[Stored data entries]
----

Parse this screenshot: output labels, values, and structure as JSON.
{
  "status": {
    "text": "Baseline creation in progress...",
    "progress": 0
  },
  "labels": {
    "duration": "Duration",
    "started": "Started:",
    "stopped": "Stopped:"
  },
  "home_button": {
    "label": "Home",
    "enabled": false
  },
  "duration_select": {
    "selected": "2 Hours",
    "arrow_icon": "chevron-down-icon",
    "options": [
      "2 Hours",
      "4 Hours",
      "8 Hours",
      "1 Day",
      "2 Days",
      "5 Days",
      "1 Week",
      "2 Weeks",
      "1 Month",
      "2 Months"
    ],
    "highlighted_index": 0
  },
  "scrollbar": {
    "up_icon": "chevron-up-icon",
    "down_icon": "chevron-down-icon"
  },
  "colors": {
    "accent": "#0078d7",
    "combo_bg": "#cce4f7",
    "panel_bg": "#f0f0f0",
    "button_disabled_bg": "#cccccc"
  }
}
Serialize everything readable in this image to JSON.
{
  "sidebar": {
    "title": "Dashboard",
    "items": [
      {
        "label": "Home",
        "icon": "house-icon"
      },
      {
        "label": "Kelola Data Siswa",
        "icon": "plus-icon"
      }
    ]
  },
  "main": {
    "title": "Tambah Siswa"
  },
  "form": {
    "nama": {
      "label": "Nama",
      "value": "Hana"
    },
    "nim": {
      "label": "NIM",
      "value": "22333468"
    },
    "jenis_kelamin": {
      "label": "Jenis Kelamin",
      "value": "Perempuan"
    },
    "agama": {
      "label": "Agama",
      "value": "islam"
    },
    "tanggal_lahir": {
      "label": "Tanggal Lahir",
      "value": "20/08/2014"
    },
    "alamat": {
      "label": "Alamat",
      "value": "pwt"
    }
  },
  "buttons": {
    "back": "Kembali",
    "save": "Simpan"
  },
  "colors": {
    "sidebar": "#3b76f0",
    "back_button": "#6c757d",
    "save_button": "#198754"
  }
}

----

Make an exact copy of every entry.

Parse this screenshot: output labels, values, and structure as JSON.
{
  "status": {
    "text": "Baseline creation in progress...",
    "progress": 0
  },
  "labels": {
    "duration": "Duration",
    "started": "Started:",
    "stopped": "Stopped:"
  },
  "home_button": {
    "label": "Home",
    "enabled": false
  },
  "duration_select": {
    "selected": "2 Hours",
    "arrow_icon": "chevron-down-icon",
    "options": [
      "2 Hours",
      "4 Hours",
      "8 Hours",
      "1 Day",
      "2 Days",
      "5 Days",
      "1 Week",
      "2 Weeks",
      "1 Month",
      "2 Months"
    ],
    "highlighted_index": 0
  },
  "scrollbar": {
    "up_icon": "chevron-up-icon",
    "down_icon": "chevron-down-icon"
  },
  "colors": {
    "accent": "#0078d7",
    "combo_bg": "#cce4f7",
    "panel_bg": "#f0f0f0",
    "button_disabled_bg": "#cccccc"
  }
}
Serialize everything readable in this image to JSON.
{
  "sidebar": {
    "title": "Dashboard",
    "items": [
      {
        "label": "Home",
        "icon": "house-icon"
      },
      {
        "label": "Kelola Data Siswa",
        "icon": "plus-icon"
      }
    ]
  },
  "main": {
    "title": "Tambah Siswa"
  },
  "form": {
    "nama": {
      "label": "Nama",
      "value": "Hana"
    },
    "nim": {
      "label": "NIM",
      "value": "22333468"
    },
    "jenis_kelamin": {
      "label": "Jenis Kelamin",
      "value": "Perempuan"
    },
    "agama": {
      "label": "Agama",
      "value": "islam"
    },
    "tanggal_lahir": {
      "label": "Tanggal Lahir",
      "value": "20/08/2014"
    },
    "alamat": {
      "label": "Alamat",
      "value": "pwt"
    }
  },
  "buttons": {
    "back": "Kembali",
    "save": "Simpan"
  },
  "colors": {
    "sidebar": "#3b76f0",
    "back_button": "#6c757d",
    "save_button": "#198754"
  }
}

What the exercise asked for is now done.